INPUT RECORDS.
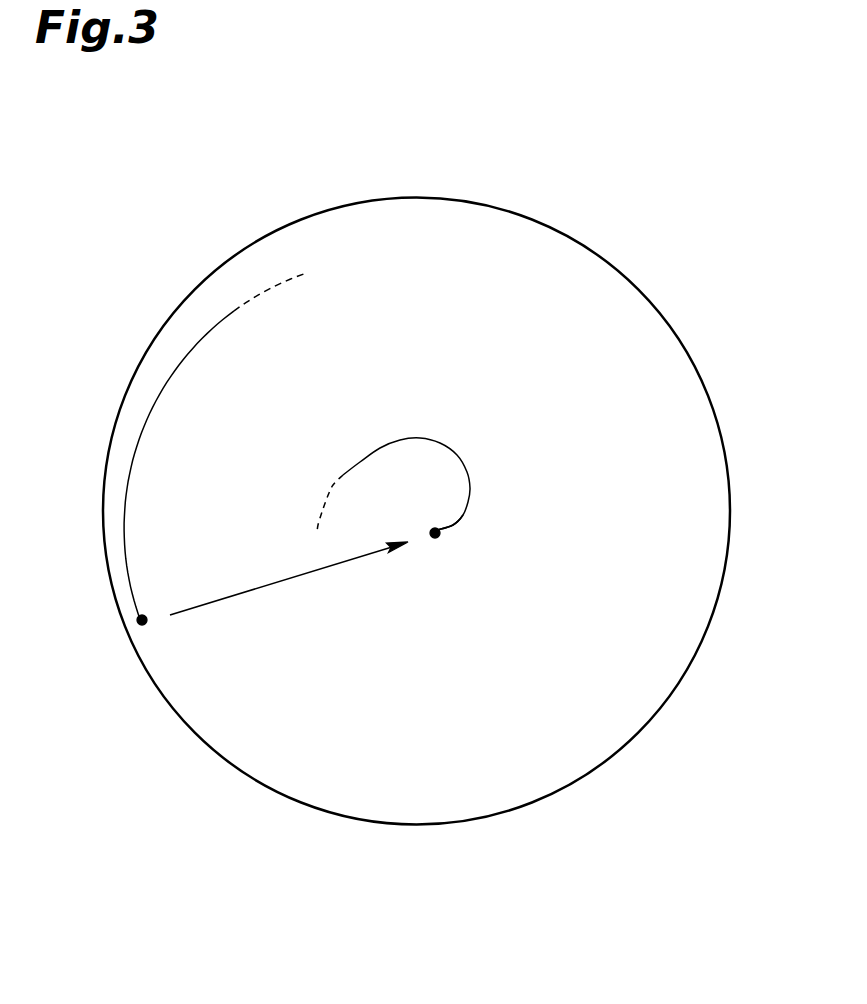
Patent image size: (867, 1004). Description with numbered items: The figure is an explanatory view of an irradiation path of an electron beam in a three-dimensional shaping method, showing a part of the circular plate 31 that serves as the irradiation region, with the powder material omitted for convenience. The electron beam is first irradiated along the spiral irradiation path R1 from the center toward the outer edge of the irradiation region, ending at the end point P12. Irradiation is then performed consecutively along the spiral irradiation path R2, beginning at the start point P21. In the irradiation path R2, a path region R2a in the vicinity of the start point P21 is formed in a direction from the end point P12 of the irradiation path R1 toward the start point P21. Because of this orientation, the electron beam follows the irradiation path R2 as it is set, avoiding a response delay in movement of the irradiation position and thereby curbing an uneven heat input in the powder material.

--

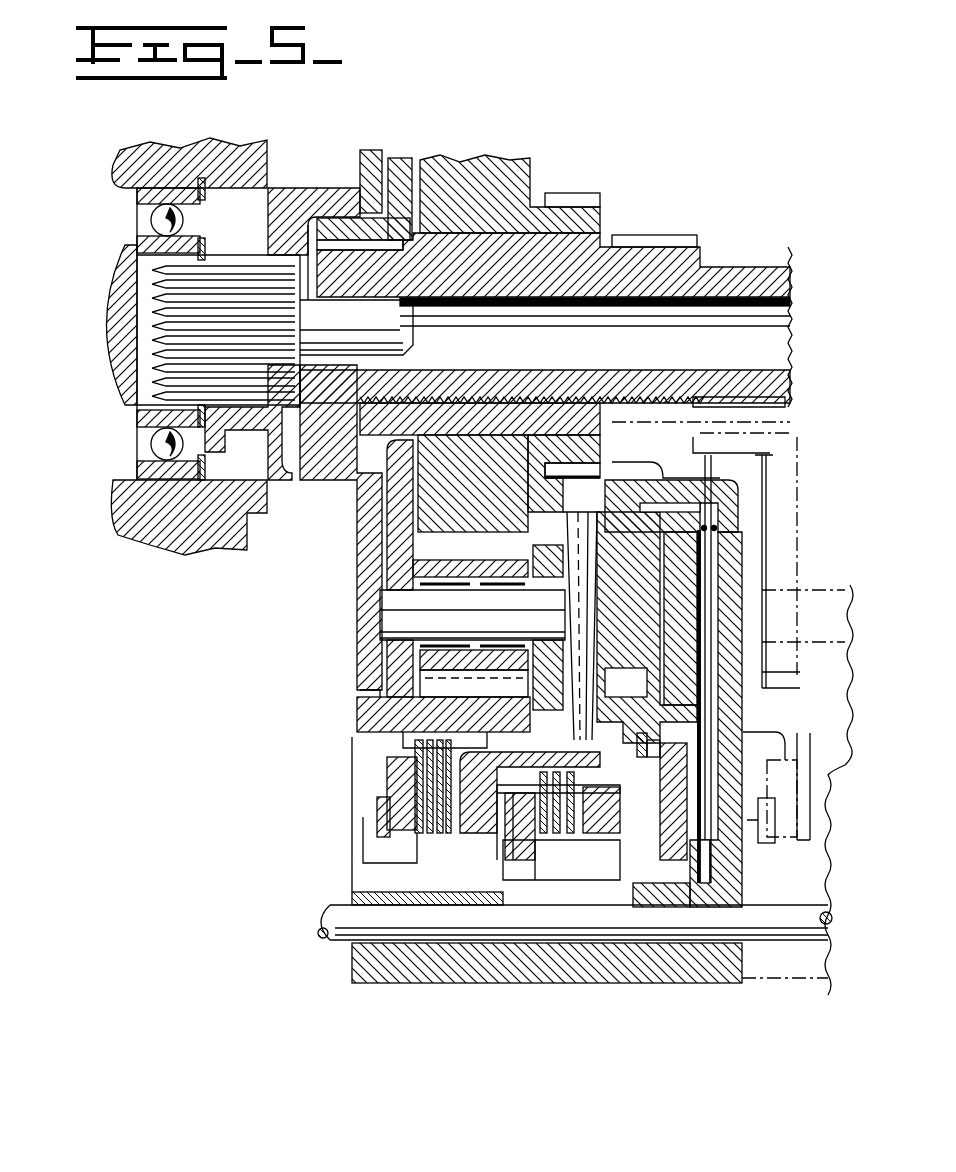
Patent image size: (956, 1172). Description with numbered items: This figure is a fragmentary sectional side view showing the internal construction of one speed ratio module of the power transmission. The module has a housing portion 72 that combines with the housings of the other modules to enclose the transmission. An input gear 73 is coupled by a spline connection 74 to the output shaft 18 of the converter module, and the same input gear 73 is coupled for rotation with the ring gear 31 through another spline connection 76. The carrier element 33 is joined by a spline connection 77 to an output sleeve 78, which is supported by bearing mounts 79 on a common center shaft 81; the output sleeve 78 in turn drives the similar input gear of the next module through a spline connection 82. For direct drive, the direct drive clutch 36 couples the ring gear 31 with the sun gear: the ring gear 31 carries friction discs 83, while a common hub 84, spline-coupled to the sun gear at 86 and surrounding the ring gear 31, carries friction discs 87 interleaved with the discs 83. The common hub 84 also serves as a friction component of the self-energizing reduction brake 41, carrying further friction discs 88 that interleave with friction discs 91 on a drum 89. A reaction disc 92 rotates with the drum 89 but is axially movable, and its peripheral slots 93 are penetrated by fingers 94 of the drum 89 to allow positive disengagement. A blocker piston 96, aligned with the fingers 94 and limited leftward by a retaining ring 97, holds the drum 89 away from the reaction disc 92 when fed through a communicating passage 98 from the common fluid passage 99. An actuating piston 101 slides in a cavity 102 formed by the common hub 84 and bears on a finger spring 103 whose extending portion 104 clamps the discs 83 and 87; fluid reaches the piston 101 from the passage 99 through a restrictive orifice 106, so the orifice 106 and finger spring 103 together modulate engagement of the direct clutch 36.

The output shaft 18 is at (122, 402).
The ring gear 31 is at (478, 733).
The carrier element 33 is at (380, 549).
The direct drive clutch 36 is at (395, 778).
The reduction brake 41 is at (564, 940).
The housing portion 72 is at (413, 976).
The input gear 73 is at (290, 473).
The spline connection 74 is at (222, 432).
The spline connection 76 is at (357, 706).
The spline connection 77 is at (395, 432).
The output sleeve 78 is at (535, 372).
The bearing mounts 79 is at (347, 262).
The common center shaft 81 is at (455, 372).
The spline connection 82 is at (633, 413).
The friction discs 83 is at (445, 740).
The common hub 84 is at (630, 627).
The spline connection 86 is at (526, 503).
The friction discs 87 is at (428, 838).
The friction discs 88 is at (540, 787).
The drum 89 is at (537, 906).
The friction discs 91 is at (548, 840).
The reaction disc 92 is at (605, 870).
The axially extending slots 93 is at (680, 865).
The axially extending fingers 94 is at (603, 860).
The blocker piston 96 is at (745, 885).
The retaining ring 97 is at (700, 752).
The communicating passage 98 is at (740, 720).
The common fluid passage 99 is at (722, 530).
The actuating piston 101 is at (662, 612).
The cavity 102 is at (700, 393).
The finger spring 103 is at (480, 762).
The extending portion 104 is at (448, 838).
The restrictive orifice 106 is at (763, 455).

...

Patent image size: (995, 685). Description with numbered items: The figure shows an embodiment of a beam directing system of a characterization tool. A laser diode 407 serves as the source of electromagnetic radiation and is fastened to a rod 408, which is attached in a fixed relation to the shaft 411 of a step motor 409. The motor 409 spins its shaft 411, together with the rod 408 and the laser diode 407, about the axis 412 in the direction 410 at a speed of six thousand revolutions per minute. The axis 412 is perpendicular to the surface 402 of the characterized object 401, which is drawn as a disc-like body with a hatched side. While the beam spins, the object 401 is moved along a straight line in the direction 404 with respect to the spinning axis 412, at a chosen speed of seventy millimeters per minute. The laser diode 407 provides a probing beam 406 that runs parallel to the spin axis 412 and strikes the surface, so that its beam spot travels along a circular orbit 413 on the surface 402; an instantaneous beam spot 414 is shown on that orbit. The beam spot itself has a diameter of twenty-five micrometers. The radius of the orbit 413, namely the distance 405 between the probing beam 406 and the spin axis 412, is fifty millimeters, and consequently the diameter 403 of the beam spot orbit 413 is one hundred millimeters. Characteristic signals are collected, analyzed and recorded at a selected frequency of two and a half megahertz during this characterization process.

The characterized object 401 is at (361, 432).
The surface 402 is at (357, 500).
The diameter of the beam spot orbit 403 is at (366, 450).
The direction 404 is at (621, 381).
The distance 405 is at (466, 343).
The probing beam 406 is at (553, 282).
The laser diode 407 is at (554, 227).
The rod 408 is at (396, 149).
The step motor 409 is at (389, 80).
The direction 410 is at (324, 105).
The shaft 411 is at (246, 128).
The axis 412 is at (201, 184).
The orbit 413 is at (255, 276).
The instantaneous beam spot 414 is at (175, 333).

WHAT IS BEING ASKED.
Can you copy out, word for word, the lines from the one containing "Patent image size: (995, 685)." through the one containing "The instantaneous beam", both included?

EXERCISE SOLUTION.
Patent image size: (995, 685). Description with numbered items: The figure shows an embodiment of a beam directing system of a characterization tool. A laser diode 407 serves as the source of electromagnetic radiation and is fastened to a rod 408, which is attached in a fixed relation to the shaft 411 of a step motor 409. The motor 409 spins its shaft 411, together with the rod 408 and the laser diode 407, about the axis 412 in the direction 410 at a speed of six thousand revolutions per minute. The axis 412 is perpendicular to the surface 402 of the characterized object 401, which is drawn as a disc-like body with a hatched side. While the beam spins, the object 401 is moved along a straight line in the direction 404 with respect to the spinning axis 412, at a chosen speed of seventy millimeters per minute. The laser diode 407 provides a probing beam 406 that runs parallel to the spin axis 412 and strikes the surface, so that its beam spot travels along a circular orbit 413 on the surface 402; an instantaneous beam spot 414 is shown on that orbit. The beam spot itself has a diameter of twenty-five micrometers. The radius of the orbit 413, namely the distance 405 between the probing beam 406 and the spin axis 412, is fifty millimeters, and consequently the diameter 403 of the beam spot orbit 413 is one hundred millimeters. Characteristic signals are collected, analyzed and recorded at a selected frequency of two and a half megahertz during this characterization process.

The characterized object 401 is at (361, 432).
The surface 402 is at (357, 500).
The diameter of the beam spot orbit 403 is at (366, 450).
The direction 404 is at (621, 381).
The distance 405 is at (466, 343).
The probing beam 406 is at (553, 282).
The laser diode 407 is at (554, 227).
The rod 408 is at (396, 149).
The step motor 409 is at (389, 80).
The direction 410 is at (324, 105).
The shaft 411 is at (246, 128).
The axis 412 is at (201, 184).
The orbit 413 is at (255, 276).
The instantaneous beam spot 414 is at (175, 333).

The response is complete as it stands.